Problem to work on
Show every line in the entries below where the word "text" appears.
-------------------------
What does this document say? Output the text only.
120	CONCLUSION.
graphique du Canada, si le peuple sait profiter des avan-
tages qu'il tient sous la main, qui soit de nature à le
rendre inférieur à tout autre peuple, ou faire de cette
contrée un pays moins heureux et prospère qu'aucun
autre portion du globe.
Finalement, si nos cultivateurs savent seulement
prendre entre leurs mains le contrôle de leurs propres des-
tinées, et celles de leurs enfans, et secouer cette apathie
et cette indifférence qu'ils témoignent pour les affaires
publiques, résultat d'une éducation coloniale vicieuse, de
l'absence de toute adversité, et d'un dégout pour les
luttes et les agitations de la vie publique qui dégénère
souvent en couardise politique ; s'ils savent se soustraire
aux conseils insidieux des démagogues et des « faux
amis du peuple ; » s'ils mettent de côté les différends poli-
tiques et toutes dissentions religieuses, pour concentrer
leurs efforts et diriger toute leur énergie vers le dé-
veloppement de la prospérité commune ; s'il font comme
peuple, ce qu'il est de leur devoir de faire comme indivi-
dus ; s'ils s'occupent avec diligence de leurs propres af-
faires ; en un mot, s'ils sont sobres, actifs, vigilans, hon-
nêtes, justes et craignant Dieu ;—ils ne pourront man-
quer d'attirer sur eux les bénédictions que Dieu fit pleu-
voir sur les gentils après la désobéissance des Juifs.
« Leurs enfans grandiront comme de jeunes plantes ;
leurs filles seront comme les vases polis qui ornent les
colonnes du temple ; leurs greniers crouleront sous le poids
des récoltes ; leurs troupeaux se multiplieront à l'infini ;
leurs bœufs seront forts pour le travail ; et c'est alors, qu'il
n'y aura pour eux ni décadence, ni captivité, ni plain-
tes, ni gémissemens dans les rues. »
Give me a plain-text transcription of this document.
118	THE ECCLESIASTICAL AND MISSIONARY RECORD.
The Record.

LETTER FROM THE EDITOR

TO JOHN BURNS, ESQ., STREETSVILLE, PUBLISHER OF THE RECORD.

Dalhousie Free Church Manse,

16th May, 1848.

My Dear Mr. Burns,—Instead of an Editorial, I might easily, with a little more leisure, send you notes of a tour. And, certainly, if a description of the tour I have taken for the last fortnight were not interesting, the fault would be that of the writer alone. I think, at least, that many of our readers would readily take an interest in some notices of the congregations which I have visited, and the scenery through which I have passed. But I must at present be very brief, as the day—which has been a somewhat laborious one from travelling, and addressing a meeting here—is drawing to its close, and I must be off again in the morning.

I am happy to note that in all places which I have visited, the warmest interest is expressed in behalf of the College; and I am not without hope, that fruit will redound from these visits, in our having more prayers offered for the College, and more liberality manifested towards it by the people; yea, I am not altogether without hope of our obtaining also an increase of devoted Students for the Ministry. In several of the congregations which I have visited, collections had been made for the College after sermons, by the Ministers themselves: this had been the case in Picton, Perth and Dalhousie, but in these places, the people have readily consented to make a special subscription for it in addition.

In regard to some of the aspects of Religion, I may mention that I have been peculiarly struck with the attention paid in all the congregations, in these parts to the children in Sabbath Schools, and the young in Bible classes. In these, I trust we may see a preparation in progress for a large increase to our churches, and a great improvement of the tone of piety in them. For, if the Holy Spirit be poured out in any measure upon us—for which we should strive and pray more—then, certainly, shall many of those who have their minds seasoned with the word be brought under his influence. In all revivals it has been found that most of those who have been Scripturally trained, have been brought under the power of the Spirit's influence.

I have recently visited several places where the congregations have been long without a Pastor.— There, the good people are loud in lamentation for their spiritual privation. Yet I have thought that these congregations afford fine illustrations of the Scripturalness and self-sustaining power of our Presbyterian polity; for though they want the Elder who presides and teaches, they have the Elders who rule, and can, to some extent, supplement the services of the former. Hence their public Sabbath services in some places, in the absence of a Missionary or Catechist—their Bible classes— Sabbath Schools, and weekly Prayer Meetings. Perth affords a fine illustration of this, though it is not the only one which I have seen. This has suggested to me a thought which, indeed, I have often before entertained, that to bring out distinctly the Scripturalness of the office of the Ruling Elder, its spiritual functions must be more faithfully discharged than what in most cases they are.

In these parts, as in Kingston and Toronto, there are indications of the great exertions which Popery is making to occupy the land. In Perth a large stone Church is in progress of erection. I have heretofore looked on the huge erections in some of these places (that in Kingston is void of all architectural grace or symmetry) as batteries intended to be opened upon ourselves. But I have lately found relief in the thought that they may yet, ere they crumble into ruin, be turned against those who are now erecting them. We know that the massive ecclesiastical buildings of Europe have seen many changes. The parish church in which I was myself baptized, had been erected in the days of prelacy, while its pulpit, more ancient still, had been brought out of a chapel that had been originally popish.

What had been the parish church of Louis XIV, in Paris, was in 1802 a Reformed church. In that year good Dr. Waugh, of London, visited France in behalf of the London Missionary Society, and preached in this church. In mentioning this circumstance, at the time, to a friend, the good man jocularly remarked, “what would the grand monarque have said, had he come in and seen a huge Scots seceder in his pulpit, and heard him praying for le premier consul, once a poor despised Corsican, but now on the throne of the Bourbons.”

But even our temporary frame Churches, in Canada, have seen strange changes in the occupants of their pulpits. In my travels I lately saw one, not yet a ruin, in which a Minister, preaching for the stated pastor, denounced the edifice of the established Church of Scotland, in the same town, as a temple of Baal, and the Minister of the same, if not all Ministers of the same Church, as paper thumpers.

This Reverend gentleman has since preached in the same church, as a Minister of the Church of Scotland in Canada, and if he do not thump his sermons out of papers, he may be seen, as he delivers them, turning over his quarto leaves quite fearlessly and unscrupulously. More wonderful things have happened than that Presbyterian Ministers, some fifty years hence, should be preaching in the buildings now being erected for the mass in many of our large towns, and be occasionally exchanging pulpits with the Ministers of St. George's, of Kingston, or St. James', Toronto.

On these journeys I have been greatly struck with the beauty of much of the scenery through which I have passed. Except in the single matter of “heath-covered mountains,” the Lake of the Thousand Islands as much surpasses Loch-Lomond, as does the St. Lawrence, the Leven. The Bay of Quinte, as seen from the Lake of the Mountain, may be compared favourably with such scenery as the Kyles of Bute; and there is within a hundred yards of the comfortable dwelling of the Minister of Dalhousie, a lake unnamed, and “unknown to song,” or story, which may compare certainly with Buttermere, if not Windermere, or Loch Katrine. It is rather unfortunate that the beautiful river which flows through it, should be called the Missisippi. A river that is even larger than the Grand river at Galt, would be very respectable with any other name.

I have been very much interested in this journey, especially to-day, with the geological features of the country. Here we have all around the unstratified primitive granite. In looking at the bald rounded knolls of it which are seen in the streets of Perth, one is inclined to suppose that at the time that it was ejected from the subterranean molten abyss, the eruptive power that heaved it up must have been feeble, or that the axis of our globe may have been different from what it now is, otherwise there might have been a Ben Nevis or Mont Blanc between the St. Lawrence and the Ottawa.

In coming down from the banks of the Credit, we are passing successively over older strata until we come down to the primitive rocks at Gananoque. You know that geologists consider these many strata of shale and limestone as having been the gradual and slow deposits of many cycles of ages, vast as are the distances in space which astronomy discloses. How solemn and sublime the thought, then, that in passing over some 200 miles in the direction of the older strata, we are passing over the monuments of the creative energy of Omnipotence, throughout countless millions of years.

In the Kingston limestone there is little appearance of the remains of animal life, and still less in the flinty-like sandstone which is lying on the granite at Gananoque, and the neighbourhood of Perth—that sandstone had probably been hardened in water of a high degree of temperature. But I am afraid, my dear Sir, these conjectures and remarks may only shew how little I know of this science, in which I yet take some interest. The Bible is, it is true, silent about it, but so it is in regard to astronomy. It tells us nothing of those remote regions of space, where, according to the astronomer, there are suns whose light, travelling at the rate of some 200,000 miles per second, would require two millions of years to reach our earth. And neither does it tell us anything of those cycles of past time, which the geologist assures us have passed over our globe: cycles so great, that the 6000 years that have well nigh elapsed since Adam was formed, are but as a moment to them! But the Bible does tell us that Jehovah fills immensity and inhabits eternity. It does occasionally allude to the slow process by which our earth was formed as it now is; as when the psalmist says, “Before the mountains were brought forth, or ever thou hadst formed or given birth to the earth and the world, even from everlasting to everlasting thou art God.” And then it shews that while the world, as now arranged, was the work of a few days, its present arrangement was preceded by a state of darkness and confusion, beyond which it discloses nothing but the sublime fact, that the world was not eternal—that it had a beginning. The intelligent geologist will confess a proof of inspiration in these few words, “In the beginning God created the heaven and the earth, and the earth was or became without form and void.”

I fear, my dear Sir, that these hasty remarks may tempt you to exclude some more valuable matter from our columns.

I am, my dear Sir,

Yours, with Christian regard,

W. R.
-------------------------
Exercise answer
What does this document say? Output the text only.
Give me a plain-text transcription of this document.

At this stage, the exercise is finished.